>> Begin

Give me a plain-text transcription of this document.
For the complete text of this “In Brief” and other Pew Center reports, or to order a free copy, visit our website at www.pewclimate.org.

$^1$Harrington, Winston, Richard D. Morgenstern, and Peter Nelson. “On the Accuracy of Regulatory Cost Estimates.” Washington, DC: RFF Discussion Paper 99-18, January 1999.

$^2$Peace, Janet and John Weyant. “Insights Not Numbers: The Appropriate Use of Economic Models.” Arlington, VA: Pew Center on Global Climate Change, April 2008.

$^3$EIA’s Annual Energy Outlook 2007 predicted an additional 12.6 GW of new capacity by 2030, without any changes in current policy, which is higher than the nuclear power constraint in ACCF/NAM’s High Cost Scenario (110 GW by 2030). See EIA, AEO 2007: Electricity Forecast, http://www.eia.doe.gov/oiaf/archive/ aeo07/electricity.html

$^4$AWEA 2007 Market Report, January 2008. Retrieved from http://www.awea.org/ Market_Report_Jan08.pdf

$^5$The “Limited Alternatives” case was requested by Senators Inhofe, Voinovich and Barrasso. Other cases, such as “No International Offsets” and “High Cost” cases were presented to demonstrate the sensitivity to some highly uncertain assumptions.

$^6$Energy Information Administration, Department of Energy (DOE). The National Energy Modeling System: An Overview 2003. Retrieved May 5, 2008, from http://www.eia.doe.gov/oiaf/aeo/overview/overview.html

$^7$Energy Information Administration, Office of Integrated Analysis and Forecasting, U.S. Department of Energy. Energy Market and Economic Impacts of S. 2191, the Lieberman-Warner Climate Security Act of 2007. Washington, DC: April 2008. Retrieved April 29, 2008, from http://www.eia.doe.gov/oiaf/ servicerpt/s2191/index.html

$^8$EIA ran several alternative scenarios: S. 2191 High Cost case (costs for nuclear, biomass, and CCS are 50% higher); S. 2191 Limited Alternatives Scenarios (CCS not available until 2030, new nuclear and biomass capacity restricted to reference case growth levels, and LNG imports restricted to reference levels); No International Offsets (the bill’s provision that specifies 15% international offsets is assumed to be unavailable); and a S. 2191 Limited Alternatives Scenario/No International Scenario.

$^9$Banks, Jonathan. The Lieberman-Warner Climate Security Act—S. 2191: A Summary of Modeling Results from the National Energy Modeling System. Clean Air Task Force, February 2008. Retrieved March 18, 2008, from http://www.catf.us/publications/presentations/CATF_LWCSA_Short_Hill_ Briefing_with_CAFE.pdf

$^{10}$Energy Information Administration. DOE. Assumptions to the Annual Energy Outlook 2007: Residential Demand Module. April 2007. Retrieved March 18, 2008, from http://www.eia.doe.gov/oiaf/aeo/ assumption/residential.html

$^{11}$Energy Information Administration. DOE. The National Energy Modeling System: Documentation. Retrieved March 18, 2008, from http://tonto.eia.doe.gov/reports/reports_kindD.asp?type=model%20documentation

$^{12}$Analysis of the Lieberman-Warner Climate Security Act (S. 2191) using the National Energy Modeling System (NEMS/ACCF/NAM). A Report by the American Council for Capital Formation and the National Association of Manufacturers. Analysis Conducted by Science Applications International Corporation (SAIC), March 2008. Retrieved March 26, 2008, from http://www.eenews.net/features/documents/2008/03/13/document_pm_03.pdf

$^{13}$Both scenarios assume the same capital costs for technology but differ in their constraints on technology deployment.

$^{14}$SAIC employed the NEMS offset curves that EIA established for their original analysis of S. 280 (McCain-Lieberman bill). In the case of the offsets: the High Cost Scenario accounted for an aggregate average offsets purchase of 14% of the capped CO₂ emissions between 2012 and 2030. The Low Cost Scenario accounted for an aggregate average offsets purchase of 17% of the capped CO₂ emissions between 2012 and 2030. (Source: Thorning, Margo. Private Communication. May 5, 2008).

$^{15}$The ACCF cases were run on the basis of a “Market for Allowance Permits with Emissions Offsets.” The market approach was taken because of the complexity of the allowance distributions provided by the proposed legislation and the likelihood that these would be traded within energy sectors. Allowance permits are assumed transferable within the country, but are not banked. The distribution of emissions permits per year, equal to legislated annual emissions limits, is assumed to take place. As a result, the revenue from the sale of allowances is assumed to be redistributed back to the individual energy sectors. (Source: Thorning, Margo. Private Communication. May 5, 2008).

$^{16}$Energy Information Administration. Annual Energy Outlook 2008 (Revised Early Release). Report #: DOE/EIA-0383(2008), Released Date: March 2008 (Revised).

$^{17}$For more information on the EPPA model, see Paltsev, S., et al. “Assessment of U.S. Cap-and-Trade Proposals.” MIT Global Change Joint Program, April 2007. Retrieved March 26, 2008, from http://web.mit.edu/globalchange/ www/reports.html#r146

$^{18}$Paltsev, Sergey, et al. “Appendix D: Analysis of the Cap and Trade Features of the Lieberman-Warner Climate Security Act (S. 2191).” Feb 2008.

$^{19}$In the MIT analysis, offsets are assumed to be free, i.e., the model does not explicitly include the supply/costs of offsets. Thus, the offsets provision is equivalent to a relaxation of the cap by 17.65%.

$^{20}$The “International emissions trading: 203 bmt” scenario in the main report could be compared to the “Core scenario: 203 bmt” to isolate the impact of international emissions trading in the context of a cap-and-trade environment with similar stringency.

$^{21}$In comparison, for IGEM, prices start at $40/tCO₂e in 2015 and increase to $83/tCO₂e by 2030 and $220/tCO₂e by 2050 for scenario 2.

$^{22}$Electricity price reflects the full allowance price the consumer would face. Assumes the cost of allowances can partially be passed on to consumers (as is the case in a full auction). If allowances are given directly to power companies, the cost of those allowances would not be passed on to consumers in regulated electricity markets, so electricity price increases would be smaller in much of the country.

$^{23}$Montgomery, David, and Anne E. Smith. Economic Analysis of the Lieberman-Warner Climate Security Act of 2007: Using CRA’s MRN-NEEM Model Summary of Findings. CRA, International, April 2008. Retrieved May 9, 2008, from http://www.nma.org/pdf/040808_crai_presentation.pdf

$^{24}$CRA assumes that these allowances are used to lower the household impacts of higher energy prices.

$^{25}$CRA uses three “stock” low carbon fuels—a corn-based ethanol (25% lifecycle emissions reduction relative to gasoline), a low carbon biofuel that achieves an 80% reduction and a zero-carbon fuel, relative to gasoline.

>> End

WHAT TO DO
Where a line holds "Alternatives", copy that line.

TASK OUTPUT
$^5$The “Limited Alternatives” case was requested by Senators Inhofe, Voinovich and Barrasso. Other cases, such as “No International Offsets” and “High Cost” cases were presented to demonstrate the sensitivity to some highly uncertain assumptions.
$^8$EIA ran several alternative scenarios: S. 2191 High Cost case (costs for nuclear, biomass, and CCS are 50% higher); S. 2191 Limited Alternatives Scenarios (CCS not available until 2030, new nuclear and biomass capacity restricted to reference case growth levels, and LNG imports restricted to reference levels); No International Offsets (the bill’s provision that specifies 15% international offsets is assumed to be unavailable); and a S. 2191 Limited Alternatives Scenario/No International Scenario.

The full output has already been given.